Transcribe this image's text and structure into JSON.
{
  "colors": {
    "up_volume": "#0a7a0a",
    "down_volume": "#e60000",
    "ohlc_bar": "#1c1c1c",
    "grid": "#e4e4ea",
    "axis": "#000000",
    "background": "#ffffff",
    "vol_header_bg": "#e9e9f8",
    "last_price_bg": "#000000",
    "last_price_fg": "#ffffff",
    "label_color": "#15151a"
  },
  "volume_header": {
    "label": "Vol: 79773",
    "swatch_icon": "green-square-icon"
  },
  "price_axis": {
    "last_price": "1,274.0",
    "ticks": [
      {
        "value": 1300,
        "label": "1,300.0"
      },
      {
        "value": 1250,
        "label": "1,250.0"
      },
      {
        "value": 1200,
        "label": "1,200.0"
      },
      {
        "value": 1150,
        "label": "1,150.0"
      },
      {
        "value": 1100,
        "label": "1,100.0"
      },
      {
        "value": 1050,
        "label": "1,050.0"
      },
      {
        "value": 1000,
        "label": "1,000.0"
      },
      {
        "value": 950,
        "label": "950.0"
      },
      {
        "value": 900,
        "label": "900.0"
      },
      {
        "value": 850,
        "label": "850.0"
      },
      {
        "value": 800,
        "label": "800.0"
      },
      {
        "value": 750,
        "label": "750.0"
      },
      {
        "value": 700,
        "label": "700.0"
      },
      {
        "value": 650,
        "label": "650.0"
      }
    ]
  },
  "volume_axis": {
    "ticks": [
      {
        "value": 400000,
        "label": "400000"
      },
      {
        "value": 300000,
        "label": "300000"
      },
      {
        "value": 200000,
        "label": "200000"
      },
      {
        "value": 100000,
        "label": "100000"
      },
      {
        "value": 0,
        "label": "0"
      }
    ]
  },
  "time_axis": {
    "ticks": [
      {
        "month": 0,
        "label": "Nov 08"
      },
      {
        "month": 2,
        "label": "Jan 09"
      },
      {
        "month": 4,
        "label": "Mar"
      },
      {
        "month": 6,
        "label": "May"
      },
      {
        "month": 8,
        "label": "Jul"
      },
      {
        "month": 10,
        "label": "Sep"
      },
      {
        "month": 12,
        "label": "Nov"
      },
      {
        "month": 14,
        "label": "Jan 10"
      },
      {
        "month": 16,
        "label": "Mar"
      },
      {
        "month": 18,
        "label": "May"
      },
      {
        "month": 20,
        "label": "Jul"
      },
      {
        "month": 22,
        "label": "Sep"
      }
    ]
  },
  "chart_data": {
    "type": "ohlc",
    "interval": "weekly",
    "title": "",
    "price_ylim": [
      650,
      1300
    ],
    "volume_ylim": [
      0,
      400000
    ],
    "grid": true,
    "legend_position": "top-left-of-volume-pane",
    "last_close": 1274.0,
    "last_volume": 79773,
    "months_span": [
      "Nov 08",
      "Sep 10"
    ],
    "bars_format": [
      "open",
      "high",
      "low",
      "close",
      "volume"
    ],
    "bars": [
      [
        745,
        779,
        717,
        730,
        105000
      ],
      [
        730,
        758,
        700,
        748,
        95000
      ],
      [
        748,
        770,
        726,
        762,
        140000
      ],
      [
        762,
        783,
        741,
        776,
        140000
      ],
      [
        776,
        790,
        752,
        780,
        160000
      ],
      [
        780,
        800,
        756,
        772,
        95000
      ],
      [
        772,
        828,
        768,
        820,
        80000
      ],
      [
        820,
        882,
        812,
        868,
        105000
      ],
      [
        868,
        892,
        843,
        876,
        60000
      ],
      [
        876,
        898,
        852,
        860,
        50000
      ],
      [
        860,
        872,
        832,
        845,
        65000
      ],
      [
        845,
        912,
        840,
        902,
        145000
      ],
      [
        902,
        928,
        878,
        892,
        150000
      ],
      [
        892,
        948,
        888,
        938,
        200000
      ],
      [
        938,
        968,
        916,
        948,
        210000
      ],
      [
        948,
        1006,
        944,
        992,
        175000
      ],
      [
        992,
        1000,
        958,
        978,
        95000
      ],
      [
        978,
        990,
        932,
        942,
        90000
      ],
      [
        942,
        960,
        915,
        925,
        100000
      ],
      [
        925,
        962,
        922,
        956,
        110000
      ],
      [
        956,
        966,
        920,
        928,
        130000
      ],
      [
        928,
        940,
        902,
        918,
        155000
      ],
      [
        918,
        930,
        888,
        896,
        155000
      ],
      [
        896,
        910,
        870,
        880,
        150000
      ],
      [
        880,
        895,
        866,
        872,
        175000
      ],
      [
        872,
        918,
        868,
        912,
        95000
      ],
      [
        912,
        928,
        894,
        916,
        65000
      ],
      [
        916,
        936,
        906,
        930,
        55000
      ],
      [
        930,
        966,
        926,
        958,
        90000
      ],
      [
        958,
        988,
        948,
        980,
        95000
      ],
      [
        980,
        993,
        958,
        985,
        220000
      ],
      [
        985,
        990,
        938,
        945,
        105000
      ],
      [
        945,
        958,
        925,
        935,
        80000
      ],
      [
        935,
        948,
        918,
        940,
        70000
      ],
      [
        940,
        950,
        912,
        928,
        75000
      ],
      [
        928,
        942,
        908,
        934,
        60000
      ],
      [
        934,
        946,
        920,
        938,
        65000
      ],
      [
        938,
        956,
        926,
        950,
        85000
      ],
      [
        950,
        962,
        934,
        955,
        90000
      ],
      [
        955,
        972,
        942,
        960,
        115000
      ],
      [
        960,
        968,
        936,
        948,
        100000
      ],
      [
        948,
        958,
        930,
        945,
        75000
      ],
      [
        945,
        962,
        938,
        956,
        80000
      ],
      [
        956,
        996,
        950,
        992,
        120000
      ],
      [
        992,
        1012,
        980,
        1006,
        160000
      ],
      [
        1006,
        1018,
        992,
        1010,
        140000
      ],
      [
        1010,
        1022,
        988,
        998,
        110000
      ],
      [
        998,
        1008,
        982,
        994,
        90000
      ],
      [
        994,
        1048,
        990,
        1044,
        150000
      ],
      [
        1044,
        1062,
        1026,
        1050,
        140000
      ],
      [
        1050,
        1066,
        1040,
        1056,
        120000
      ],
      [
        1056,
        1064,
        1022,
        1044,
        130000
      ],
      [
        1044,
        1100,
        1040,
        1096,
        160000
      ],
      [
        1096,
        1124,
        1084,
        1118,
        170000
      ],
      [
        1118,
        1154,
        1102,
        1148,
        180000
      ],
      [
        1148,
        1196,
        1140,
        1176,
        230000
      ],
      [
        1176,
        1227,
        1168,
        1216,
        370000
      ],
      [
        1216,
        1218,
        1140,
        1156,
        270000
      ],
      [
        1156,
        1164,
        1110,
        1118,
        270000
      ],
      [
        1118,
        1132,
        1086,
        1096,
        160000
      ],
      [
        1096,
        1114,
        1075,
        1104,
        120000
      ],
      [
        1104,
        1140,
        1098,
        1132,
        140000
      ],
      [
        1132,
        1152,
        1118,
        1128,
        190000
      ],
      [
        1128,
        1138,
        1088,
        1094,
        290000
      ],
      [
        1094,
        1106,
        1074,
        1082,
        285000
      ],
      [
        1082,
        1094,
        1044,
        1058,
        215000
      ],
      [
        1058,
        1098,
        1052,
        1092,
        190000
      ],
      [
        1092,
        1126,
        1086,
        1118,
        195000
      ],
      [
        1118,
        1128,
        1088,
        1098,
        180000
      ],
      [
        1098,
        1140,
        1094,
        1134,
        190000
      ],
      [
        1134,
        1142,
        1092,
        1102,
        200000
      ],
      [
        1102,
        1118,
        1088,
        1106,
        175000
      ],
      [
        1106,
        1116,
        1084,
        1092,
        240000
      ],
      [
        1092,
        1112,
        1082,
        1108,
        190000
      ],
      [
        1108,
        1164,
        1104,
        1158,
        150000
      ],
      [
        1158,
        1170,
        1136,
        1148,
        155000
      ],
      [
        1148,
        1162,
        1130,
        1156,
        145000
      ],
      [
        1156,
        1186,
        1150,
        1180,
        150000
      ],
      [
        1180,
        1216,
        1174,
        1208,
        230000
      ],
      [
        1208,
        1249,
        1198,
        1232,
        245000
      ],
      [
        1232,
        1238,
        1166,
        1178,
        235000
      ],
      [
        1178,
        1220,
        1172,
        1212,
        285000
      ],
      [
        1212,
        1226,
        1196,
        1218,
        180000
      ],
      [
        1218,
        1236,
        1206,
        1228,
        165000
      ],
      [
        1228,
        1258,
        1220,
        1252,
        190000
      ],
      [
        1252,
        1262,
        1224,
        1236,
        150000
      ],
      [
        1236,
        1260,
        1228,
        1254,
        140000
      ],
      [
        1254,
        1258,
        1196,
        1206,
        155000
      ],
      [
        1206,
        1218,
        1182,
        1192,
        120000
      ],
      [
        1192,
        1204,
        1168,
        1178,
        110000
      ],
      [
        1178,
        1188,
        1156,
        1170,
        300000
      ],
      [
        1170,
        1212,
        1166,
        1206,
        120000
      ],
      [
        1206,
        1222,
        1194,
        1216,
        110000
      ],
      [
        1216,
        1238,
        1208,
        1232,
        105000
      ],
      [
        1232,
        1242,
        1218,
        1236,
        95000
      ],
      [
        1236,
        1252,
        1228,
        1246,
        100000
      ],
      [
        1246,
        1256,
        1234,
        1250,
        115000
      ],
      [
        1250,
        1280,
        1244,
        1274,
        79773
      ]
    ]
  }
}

▶ _SET TASK_
Pull out all lines in the data above that include "ffffff".

▶ _COMPLETE RESPONSE_
    "background": "#ffffff",
    "last_price_fg": "#ffffff",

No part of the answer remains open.